**Exercise prompt:** Repeat the material exactly as it appears.

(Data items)
start
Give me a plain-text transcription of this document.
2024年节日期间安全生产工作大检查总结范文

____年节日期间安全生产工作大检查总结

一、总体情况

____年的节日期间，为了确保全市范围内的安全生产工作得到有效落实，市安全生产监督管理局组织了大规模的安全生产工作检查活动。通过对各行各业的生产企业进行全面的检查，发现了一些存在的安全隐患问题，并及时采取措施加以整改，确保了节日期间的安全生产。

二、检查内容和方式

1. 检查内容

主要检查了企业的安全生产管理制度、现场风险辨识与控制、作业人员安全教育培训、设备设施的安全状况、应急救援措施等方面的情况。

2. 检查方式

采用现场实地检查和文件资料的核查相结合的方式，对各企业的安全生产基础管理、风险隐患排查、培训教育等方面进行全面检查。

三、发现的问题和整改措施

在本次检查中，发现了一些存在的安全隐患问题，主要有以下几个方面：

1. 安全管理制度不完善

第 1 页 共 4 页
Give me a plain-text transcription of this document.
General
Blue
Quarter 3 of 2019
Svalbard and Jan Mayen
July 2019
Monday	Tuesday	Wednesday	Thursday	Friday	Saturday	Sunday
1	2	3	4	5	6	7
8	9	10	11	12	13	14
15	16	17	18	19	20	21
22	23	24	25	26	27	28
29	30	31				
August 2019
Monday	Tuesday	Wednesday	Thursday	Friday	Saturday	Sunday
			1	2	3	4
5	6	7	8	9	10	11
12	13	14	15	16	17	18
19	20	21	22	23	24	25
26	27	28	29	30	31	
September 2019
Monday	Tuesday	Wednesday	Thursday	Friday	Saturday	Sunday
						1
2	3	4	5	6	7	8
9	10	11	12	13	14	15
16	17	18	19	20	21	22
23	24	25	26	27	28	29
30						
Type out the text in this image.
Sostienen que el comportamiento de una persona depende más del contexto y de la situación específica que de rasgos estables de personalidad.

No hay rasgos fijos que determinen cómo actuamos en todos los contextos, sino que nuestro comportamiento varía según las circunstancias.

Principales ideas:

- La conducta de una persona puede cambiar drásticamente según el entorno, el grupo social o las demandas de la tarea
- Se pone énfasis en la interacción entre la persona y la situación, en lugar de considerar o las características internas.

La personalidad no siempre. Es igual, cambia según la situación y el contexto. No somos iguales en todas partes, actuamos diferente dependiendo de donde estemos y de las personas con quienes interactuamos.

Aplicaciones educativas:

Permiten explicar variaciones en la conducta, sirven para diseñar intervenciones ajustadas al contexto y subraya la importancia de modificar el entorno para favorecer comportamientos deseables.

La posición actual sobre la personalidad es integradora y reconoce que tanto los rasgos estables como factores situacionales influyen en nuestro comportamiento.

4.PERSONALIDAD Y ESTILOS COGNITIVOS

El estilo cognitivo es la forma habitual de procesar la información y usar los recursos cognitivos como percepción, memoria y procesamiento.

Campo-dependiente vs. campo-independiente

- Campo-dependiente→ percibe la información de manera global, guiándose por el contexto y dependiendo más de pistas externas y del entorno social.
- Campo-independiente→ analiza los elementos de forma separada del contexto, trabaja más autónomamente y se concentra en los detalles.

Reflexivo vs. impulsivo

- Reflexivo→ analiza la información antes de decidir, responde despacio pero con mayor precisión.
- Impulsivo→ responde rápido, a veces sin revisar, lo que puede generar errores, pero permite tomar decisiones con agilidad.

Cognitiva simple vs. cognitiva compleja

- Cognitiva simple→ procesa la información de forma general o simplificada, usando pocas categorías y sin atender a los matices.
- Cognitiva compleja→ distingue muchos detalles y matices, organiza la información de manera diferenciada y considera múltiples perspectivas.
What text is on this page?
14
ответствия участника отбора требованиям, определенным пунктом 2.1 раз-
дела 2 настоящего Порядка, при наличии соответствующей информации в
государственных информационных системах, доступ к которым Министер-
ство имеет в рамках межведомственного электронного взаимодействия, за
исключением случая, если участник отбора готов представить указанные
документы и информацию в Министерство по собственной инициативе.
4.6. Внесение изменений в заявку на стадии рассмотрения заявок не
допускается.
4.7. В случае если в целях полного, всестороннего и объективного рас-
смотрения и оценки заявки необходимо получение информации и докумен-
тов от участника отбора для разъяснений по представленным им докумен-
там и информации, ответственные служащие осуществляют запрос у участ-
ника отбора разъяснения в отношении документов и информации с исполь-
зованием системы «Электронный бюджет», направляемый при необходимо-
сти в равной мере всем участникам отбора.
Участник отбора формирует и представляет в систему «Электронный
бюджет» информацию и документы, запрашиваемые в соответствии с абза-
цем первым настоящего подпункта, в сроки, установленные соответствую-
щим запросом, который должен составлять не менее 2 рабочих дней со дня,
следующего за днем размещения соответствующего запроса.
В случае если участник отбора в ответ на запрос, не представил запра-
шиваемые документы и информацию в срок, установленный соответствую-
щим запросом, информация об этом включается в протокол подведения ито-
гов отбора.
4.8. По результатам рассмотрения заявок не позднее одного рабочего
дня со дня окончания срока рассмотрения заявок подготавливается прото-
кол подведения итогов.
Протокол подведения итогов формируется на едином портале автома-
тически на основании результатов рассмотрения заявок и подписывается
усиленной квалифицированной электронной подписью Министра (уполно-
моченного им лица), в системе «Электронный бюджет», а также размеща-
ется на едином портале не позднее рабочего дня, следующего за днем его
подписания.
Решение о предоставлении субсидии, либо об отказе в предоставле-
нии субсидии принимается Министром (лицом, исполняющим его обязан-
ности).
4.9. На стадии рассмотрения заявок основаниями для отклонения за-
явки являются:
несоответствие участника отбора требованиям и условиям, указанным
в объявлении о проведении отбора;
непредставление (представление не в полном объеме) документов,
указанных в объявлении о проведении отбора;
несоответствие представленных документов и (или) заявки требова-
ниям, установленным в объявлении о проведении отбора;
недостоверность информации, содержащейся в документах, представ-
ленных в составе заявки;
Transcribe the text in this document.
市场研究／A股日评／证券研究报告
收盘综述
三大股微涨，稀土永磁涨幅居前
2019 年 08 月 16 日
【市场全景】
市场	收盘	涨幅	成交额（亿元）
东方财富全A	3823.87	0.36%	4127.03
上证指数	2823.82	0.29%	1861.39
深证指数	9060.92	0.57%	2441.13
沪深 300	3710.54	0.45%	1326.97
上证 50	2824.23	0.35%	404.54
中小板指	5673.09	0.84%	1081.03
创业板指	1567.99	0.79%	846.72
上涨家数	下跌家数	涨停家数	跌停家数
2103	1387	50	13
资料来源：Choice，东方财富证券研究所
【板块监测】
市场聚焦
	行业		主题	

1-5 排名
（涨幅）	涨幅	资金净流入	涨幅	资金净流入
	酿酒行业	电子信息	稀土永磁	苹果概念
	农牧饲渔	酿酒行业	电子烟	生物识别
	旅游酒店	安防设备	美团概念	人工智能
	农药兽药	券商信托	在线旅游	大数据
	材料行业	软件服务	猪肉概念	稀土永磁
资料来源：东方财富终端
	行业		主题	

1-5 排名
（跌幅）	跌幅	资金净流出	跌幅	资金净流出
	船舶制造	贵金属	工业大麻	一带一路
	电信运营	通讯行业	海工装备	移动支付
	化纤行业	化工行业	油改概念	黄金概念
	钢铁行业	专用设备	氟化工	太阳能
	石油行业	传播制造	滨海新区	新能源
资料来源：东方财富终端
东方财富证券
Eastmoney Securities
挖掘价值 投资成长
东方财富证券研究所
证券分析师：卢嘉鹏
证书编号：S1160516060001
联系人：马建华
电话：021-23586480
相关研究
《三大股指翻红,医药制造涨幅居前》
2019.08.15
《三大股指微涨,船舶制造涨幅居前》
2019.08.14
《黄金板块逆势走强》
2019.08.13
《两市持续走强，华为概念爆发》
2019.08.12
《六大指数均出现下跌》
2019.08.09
end
**Solution below:**
Give me a plain-text transcription of this document.
2024年节日期间安全生产工作大检查总结范文

____年节日期间安全生产工作大检查总结

一、总体情况

____年的节日期间，为了确保全市范围内的安全生产工作得到有效落实，市安全生产监督管理局组织了大规模的安全生产工作检查活动。通过对各行各业的生产企业进行全面的检查，发现了一些存在的安全隐患问题，并及时采取措施加以整改，确保了节日期间的安全生产。

二、检查内容和方式

1. 检查内容

主要检查了企业的安全生产管理制度、现场风险辨识与控制、作业人员安全教育培训、设备设施的安全状况、应急救援措施等方面的情况。

2. 检查方式

采用现场实地检查和文件资料的核查相结合的方式，对各企业的安全生产基础管理、风险隐患排查、培训教育等方面进行全面检查。

三、发现的问题和整改措施

在本次检查中，发现了一些存在的安全隐患问题，主要有以下几个方面：

1. 安全管理制度不完善

第 1 页 共 4 页
Give me a plain-text transcription of this document.
General
Blue
Quarter 3 of 2019
Svalbard and Jan Mayen
July 2019
Monday	Tuesday	Wednesday	Thursday	Friday	Saturday	Sunday
1	2	3	4	5	6	7
8	9	10	11	12	13	14
15	16	17	18	19	20	21
22	23	24	25	26	27	28
29	30	31				
August 2019
Monday	Tuesday	Wednesday	Thursday	Friday	Saturday	Sunday
			1	2	3	4
5	6	7	8	9	10	11
12	13	14	15	16	17	18
19	20	21	22	23	24	25
26	27	28	29	30	31	
September 2019
Monday	Tuesday	Wednesday	Thursday	Friday	Saturday	Sunday
						1
2	3	4	5	6	7	8
9	10	11	12	13	14	15
16	17	18	19	20	21	22
23	24	25	26	27	28	29
30						
Type out the text in this image.
Sostienen que el comportamiento de una persona depende más del contexto y de la situación específica que de rasgos estables de personalidad.

No hay rasgos fijos que determinen cómo actuamos en todos los contextos, sino que nuestro comportamiento varía según las circunstancias.

Principales ideas:

- La conducta de una persona puede cambiar drásticamente según el entorno, el grupo social o las demandas de la tarea
- Se pone énfasis en la interacción entre la persona y la situación, en lugar de considerar o las características internas.

La personalidad no siempre. Es igual, cambia según la situación y el contexto. No somos iguales en todas partes, actuamos diferente dependiendo de donde estemos y de las personas con quienes interactuamos.

Aplicaciones educativas:

Permiten explicar variaciones en la conducta, sirven para diseñar intervenciones ajustadas al contexto y subraya la importancia de modificar el entorno para favorecer comportamientos deseables.

La posición actual sobre la personalidad es integradora y reconoce que tanto los rasgos estables como factores situacionales influyen en nuestro comportamiento.

4.PERSONALIDAD Y ESTILOS COGNITIVOS

El estilo cognitivo es la forma habitual de procesar la información y usar los recursos cognitivos como percepción, memoria y procesamiento.

Campo-dependiente vs. campo-independiente

- Campo-dependiente→ percibe la información de manera global, guiándose por el contexto y dependiendo más de pistas externas y del entorno social.
- Campo-independiente→ analiza los elementos de forma separada del contexto, trabaja más autónomamente y se concentra en los detalles.

Reflexivo vs. impulsivo

- Reflexivo→ analiza la información antes de decidir, responde despacio pero con mayor precisión.
- Impulsivo→ responde rápido, a veces sin revisar, lo que puede generar errores, pero permite tomar decisiones con agilidad.

Cognitiva simple vs. cognitiva compleja

- Cognitiva simple→ procesa la información de forma general o simplificada, usando pocas categorías y sin atender a los matices.
- Cognitiva compleja→ distingue muchos detalles y matices, organiza la información de manera diferenciada y considera múltiples perspectivas.
What text is on this page?
14
ответствия участника отбора требованиям, определенным пунктом 2.1 раз-
дела 2 настоящего Порядка, при наличии соответствующей информации в
государственных информационных системах, доступ к которым Министер-
ство имеет в рамках межведомственного электронного взаимодействия, за
исключением случая, если участник отбора готов представить указанные
документы и информацию в Министерство по собственной инициативе.
4.6. Внесение изменений в заявку на стадии рассмотрения заявок не
допускается.
4.7. В случае если в целях полного, всестороннего и объективного рас-
смотрения и оценки заявки необходимо получение информации и докумен-
тов от участника отбора для разъяснений по представленным им докумен-
там и информации, ответственные служащие осуществляют запрос у участ-
ника отбора разъяснения в отношении документов и информации с исполь-
зованием системы «Электронный бюджет», направляемый при необходимо-
сти в равной мере всем участникам отбора.
Участник отбора формирует и представляет в систему «Электронный
бюджет» информацию и документы, запрашиваемые в соответствии с абза-
цем первым настоящего подпункта, в сроки, установленные соответствую-
щим запросом, который должен составлять не менее 2 рабочих дней со дня,
следующего за днем размещения соответствующего запроса.
В случае если участник отбора в ответ на запрос, не представил запра-
шиваемые документы и информацию в срок, установленный соответствую-
щим запросом, информация об этом включается в протокол подведения ито-
гов отбора.
4.8. По результатам рассмотрения заявок не позднее одного рабочего
дня со дня окончания срока рассмотрения заявок подготавливается прото-
кол подведения итогов.
Протокол подведения итогов формируется на едином портале автома-
тически на основании результатов рассмотрения заявок и подписывается
усиленной квалифицированной электронной подписью Министра (уполно-
моченного им лица), в системе «Электронный бюджет», а также размеща-
ется на едином портале не позднее рабочего дня, следующего за днем его
подписания.
Решение о предоставлении субсидии, либо об отказе в предоставле-
нии субсидии принимается Министром (лицом, исполняющим его обязан-
ности).
4.9. На стадии рассмотрения заявок основаниями для отклонения за-
явки являются:
несоответствие участника отбора требованиям и условиям, указанным
в объявлении о проведении отбора;
непредставление (представление не в полном объеме) документов,
указанных в объявлении о проведении отбора;
несоответствие представленных документов и (или) заявки требова-
ниям, установленным в объявлении о проведении отбора;
недостоверность информации, содержащейся в документах, представ-
ленных в составе заявки;
Transcribe the text in this document.
市场研究／A股日评／证券研究报告
收盘综述
三大股微涨，稀土永磁涨幅居前
2019 年 08 月 16 日
【市场全景】
市场	收盘	涨幅	成交额（亿元）
东方财富全A	3823.87	0.36%	4127.03
上证指数	2823.82	0.29%	1861.39
深证指数	9060.92	0.57%	2441.13
沪深 300	3710.54	0.45%	1326.97
上证 50	2824.23	0.35%	404.54
中小板指	5673.09	0.84%	1081.03
创业板指	1567.99	0.79%	846.72
上涨家数	下跌家数	涨停家数	跌停家数
2103	1387	50	13
资料来源：Choice，东方财富证券研究所
【板块监测】
市场聚焦
	行业		主题	

1-5 排名
（涨幅）	涨幅	资金净流入	涨幅	资金净流入
	酿酒行业	电子信息	稀土永磁	苹果概念
	农牧饲渔	酿酒行业	电子烟	生物识别
	旅游酒店	安防设备	美团概念	人工智能
	农药兽药	券商信托	在线旅游	大数据
	材料行业	软件服务	猪肉概念	稀土永磁
资料来源：东方财富终端
	行业		主题	

1-5 排名
（跌幅）	跌幅	资金净流出	跌幅	资金净流出
	船舶制造	贵金属	工业大麻	一带一路
	电信运营	通讯行业	海工装备	移动支付
	化纤行业	化工行业	油改概念	黄金概念
	钢铁行业	专用设备	氟化工	太阳能
	石油行业	传播制造	滨海新区	新能源
资料来源：东方财富终端
东方财富证券
Eastmoney Securities
挖掘价值 投资成长
东方财富证券研究所
证券分析师：卢嘉鹏
证书编号：S1160516060001
联系人：马建华
电话：021-23586480
相关研究
《三大股指翻红,医药制造涨幅居前》
2019.08.15
《三大股指微涨,船舶制造涨幅居前》
2019.08.14
《黄金板块逆势走强》
2019.08.13
《两市持续走强，华为概念爆发》
2019.08.12
《六大指数均出现下跌》
2019.08.09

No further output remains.